Ils parcourent les allées des entrepôts, avançant souvent seuls, mais parfois accompagnés, suivant des repères au sol ou se dirigeant grâce à une cartographie prédéterminée du site qu’ils arpentent. Dotés de nombreux capteurs pour éviter tous risques d’accidents ou de collisions, ils sont capables de déplacer de multiples charges et de répondre à des besoins toujours plus variés : qu’on les appelle AGV (Automated guided vehicle, ou véhicule à guidage automatique) ou AMR (Autonomous mobile robot ou robots autonomes mobiles), les équipements d’automatisation mobile sont maintenant une figure familière en entrepôt. Et si l’AGV se déploie sur des sites logistiques et industriels depuis plusieurs décennies, il a récemment été rejoint par son cousin l’AMR pour automatiser différents process.  

 

Un marché de niche qui attire l'attention des entreprises

En France, comme ailleurs dans le monde, leur utilisation reste principalement réservée à un nombre limité d’entreprises, représentant un marché de niche. « Les ventes d’AGV tournent entre 500 à 600 machines à l’année dans l’Hexagone, avec quelques acteurs constructeurs ayant pu prendre des parts de marché intéressantes de par leur présence depuis plusieurs années. La moyenne de vente par projet ne bouge pas, restant à trois ou quatre machines. Il y a quelques flottes plus larges, mais cela reste ponctuel », détaille Yannick Antoine, directeur opérationnel des solutions logistiques chez Toyota Material Handling France. « La part des AGV reste minime pour l’instant en comparaison du marché du chariot manuel même si la croissance est importante chaque année, confirme Bruno Chambraud, responsable du département intralogistique chez Still France. De plus, là où le marché du chariot manuel est basé sur le renouvellement, avec des changements de flottes plus fréquents, les AGV sont eux amenés à durer plus longtemps, réduisant le nombre d’unités vendues ».

 

Cependant même si le sujet de l’automatisation mobile reste relativement confidentiel en termes de volumes face à un marché global de l’intralogistique dynamique, son développement se poursuit et l’intérêt des acteurs de l’industrie et de la supply chain ne se tarit pas, bien au contraire. « Les entreprises du secteur voient que la technologie avance, que les projets se multiplient et elles s’y intéressent d’autant plus. Nous avons des demandes régulières pour voir simplement ce que cela pourrait donner en termes de coûts, même si l’automatisation reste encore une enveloppe complexe à budgéter pour certains clients », constate Bruno Chambraud. Un avis que partagent de jeunes entreprises robotiques en pleine croissance comme Mobile Industrial Robots (Mir) : « L’automatisation des flux va se poursuivre et s’accélérer dans les cinq à dix prochaines années. Si on voyait jusqu’ici principalement de petits déploiements, avec un robot ici où là, de plus en plus de projets prévoient des flottes de robots plus grandes, pouvant réunir 30 ou 40 unités sur la même usine. Même ceux qui ont peur de se lancer sur le sujet pour des raisons de capacité financière vont finir par le faire, y compris les plus petites entreprises », déclare Olivier Pommares, responsable commercial France chez Mir.
•••
* Consigne donnée 1
Relevez toutes les personnes citées dans le texte sur l'automatisation mobile en entrepôt, en indiquant pour chacune l'entreprise où elle travaille.
* Consigne donnée 2
D'après le texte sur l'automatisation mobile en entrepôt, combien de machines un projet d'AGV compte-t-il en moyenne en France ?

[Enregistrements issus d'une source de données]
•••
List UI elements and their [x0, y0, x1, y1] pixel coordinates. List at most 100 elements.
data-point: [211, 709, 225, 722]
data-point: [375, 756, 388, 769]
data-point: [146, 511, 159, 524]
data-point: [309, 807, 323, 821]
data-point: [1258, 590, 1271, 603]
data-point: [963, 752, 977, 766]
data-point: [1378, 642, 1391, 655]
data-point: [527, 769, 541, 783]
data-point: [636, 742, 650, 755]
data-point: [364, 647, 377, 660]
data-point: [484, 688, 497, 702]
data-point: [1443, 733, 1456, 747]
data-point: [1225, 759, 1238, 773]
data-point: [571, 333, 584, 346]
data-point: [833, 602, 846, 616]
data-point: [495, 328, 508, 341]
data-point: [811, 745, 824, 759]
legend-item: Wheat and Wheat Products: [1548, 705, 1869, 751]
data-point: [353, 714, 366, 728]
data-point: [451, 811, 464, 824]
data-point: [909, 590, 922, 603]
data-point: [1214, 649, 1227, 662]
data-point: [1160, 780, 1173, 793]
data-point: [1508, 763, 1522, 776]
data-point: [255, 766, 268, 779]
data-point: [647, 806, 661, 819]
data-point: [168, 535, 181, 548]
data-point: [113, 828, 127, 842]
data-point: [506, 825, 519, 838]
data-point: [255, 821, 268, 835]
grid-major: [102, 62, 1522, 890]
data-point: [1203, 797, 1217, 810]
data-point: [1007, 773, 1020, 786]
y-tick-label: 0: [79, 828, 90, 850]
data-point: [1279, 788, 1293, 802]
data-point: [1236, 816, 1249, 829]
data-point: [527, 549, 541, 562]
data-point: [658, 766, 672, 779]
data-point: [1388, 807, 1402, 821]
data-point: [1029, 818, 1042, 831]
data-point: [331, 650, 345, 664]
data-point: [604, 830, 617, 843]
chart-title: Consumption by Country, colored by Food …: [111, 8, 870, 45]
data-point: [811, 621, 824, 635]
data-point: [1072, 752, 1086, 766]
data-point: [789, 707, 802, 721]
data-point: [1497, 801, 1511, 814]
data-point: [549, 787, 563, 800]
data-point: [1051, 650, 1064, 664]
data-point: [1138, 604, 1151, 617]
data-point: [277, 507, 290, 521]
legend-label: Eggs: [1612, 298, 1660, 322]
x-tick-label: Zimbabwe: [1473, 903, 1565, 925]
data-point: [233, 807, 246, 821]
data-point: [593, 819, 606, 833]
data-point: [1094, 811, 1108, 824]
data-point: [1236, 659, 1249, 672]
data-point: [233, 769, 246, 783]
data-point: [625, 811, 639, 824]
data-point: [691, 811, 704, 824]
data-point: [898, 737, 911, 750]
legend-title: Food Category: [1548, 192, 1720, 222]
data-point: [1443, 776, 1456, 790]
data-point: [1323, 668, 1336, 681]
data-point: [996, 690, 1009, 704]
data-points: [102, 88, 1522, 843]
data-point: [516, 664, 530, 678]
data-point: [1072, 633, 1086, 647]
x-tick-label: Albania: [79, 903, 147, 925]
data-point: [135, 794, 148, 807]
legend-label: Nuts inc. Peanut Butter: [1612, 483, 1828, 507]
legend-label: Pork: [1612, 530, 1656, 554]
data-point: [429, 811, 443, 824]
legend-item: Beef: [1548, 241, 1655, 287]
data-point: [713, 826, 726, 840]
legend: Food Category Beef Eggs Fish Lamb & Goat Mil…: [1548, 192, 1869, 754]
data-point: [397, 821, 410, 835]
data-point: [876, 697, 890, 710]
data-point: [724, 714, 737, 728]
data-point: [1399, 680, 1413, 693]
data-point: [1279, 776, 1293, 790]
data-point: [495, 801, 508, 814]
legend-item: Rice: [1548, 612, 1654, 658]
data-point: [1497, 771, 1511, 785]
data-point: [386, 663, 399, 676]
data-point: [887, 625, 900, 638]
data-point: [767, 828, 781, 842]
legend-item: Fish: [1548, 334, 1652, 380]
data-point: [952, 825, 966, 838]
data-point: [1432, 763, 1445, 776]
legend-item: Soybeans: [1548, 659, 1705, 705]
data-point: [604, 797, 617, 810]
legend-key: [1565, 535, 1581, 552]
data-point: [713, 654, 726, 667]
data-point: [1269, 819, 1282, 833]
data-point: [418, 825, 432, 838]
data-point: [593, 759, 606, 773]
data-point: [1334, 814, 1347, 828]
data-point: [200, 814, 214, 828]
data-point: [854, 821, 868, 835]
•••
* Résultat de l'exercice 1
- Yannick Antoine, chez Toyota Material Handling France
- Bruno Chambraud, chez Still France
- Olivier Pommares, chez Mobile Industrial Robots (Mir)

* Résultat de l'exercice 2
Trois ou quatre machines.